- _Your goal_
Count every line where "государственных" occurs. Give the total alone.

- _Source material_
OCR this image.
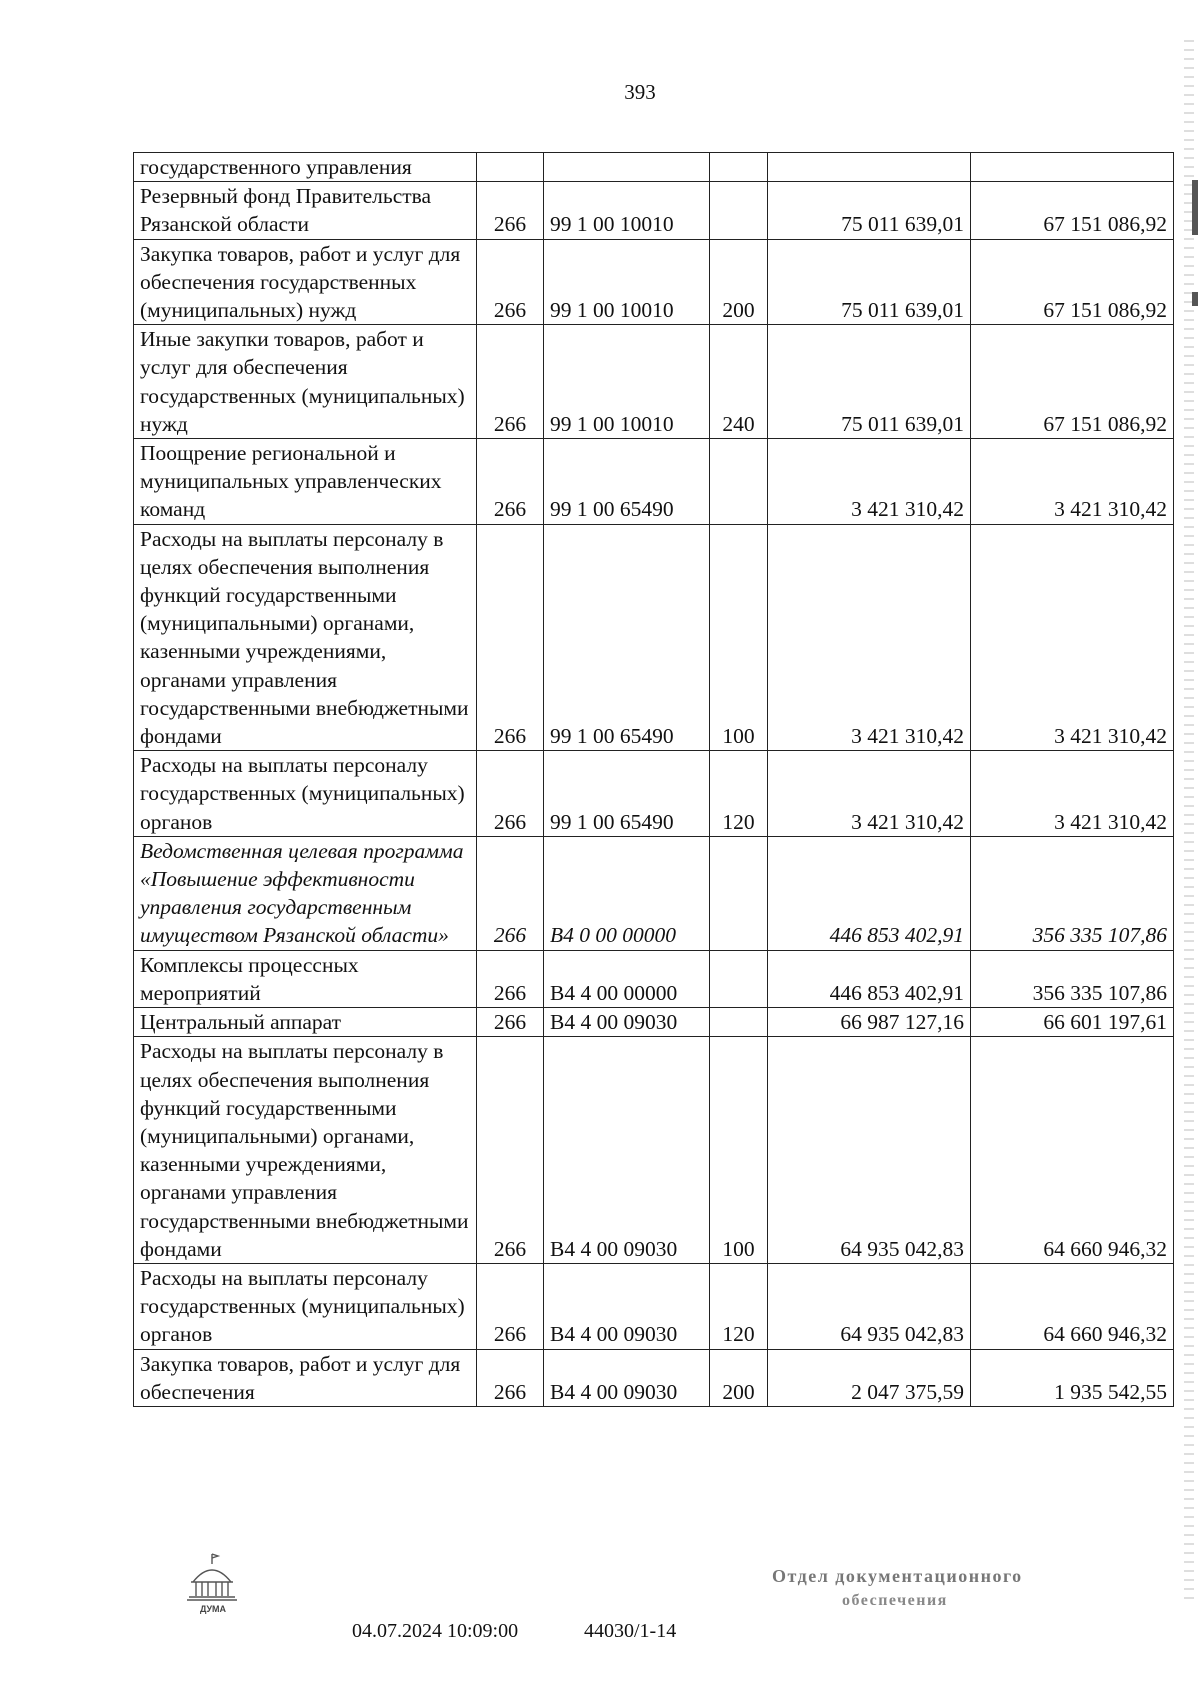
393
государственного управления					
Резервный фонд Правительства Рязанской области	266	99 1 00 10010		75 011 639,01	67 151 086,92
Закупка товаров, работ и услуг для обеспечения государственных (муниципальных) нужд	266	99 1 00 10010	200	75 011 639,01	67 151 086,92
Иные закупки товаров, работ и услуг для обеспечения государственных (муниципальных) нужд	266	99 1 00 10010	240	75 011 639,01	67 151 086,92
Поощрение региональной и муниципальных управленческих команд	266	99 1 00 65490		3 421 310,42	3 421 310,42
Расходы на выплаты персоналу в целях обеспечения выполнения функций государственными (муниципальными) органами, казенными учреждениями, органами управления государственными внебюджетными фондами	266	99 1 00 65490	100	3 421 310,42	3 421 310,42
Расходы на выплаты персоналу государственных (муниципальных) органов	266	99 1 00 65490	120	3 421 310,42	3 421 310,42
Ведомственная целевая программа «Повышение эффективности управления государственным имуществом Рязанской области»	266	В4 0 00 00000		446 853 402,91	356 335 107,86
Комплексы процессных мероприятий	266	В4 4 00 00000		446 853 402,91	356 335 107,86
Центральный аппарат	266	В4 4 00 09030		66 987 127,16	66 601 197,61
Расходы на выплаты персоналу в целях обеспечения выполнения функций государственными (муниципальными) органами, казенными учреждениями, органами управления государственными внебюджетными фондами	266	В4 4 00 09030	100	64 935 042,83	64 660 946,32
Расходы на выплаты персоналу государственных (муниципальных) органов	266	В4 4 00 09030	120	64 935 042,83	64 660 946,32
Закупка товаров, работ и услуг для обеспечения	266	В4 4 00 09030	200	2 047 375,59	1 935 542,55
ДУМА
04.07.2024 10:09:00	44030/1-14
Отдел документационного
обеспечения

- _Task response_
4